Write out the material exactly. Do not include the pictures.
··· RECORDS TO PROCESS
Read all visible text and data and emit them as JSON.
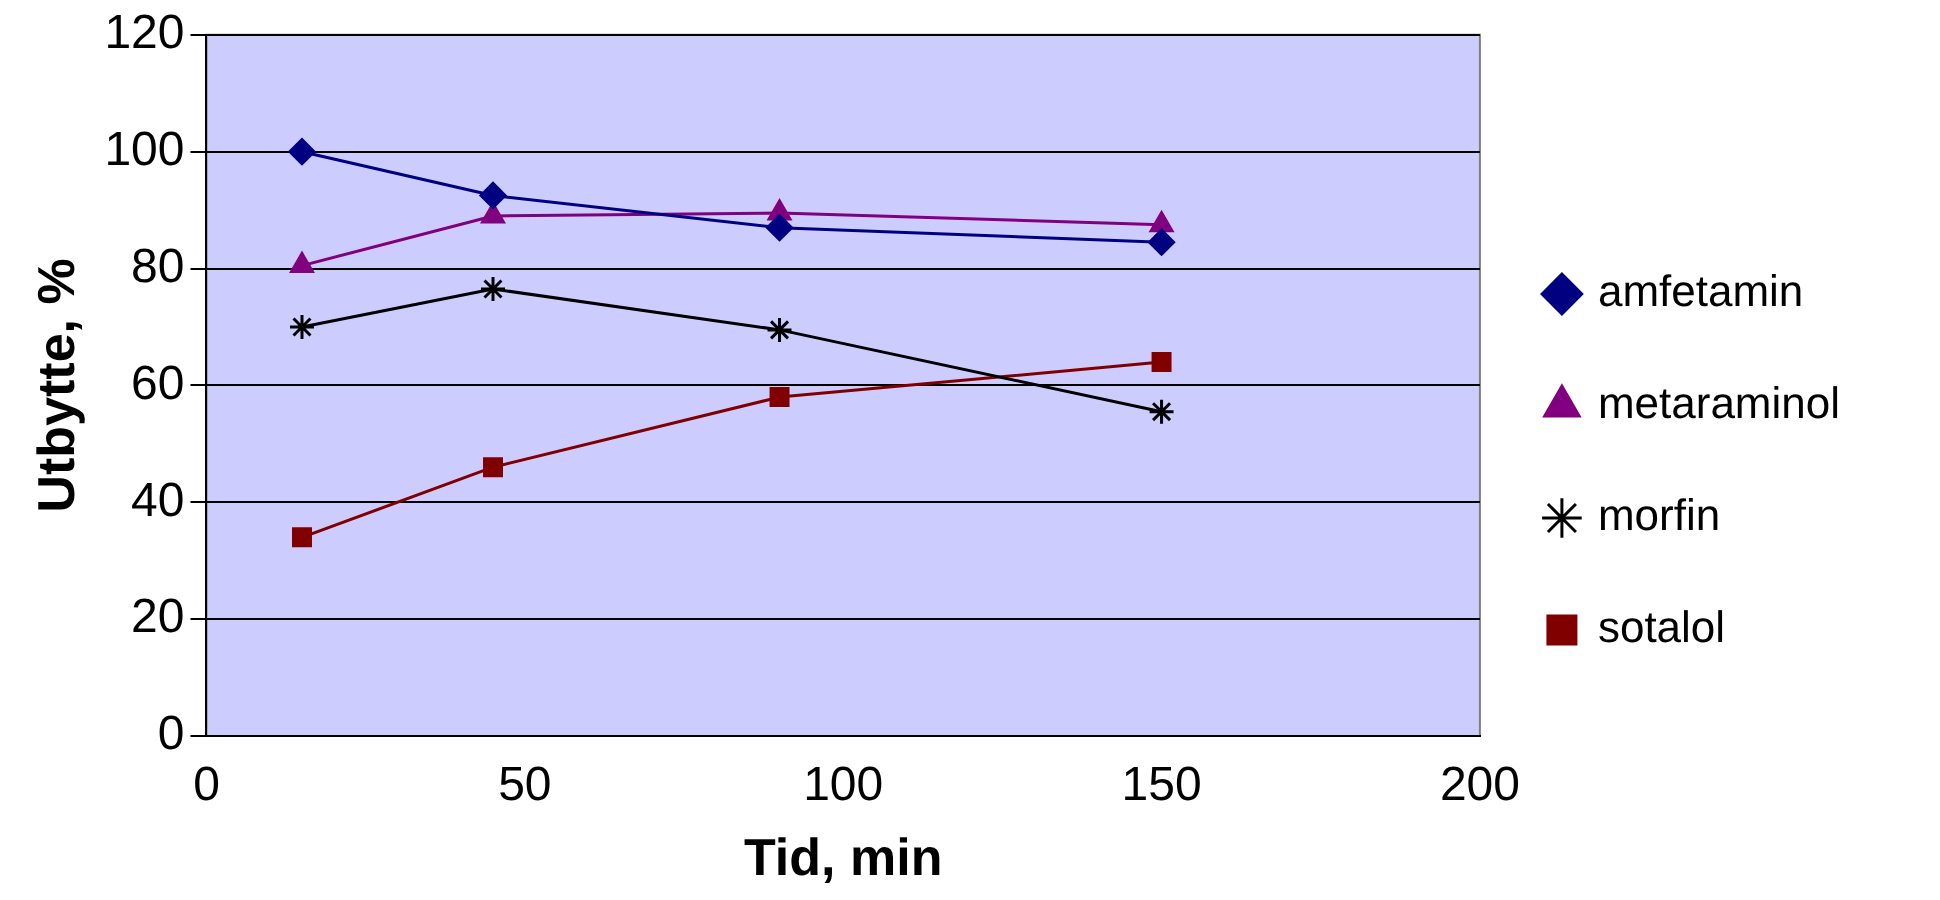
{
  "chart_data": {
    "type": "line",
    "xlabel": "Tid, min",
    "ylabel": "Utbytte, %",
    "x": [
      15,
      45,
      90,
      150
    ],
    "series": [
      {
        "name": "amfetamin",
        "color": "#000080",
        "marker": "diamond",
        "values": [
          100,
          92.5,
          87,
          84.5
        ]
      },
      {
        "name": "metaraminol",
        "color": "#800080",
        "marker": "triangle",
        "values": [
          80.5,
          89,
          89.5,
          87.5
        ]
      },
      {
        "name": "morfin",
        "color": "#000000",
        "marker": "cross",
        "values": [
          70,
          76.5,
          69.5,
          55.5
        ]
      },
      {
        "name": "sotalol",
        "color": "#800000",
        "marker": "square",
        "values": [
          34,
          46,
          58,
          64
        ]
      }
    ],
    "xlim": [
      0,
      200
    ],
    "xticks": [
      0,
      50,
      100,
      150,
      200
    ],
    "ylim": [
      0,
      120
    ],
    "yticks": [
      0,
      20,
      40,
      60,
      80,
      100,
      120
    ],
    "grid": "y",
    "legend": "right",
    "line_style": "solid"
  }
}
······
FINAL ANSWER:
Read all visible text and data and emit them as JSON.
{
  "chart_data": {
    "type": "line",
    "xlabel": "Tid, min",
    "ylabel": "Utbytte, %",
    "x": [
      15,
      45,
      90,
      150
    ],
    "series": [
      {
        "name": "amfetamin",
        "color": "#000080",
        "marker": "diamond",
        "values": [
          100,
          92.5,
          87,
          84.5
        ]
      },
      {
        "name": "metaraminol",
        "color": "#800080",
        "marker": "triangle",
        "values": [
          80.5,
          89,
          89.5,
          87.5
        ]
      },
      {
        "name": "morfin",
        "color": "#000000",
        "marker": "cross",
        "values": [
          70,
          76.5,
          69.5,
          55.5
        ]
      },
      {
        "name": "sotalol",
        "color": "#800000",
        "marker": "square",
        "values": [
          34,
          46,
          58,
          64
        ]
      }
    ],
    "xlim": [
      0,
      200
    ],
    "xticks": [
      0,
      50,
      100,
      150,
      200
    ],
    "ylim": [
      0,
      120
    ],
    "yticks": [
      0,
      20,
      40,
      60,
      80,
      100,
      120
    ],
    "grid": "y",
    "legend": "right",
    "line_style": "solid"
  }
}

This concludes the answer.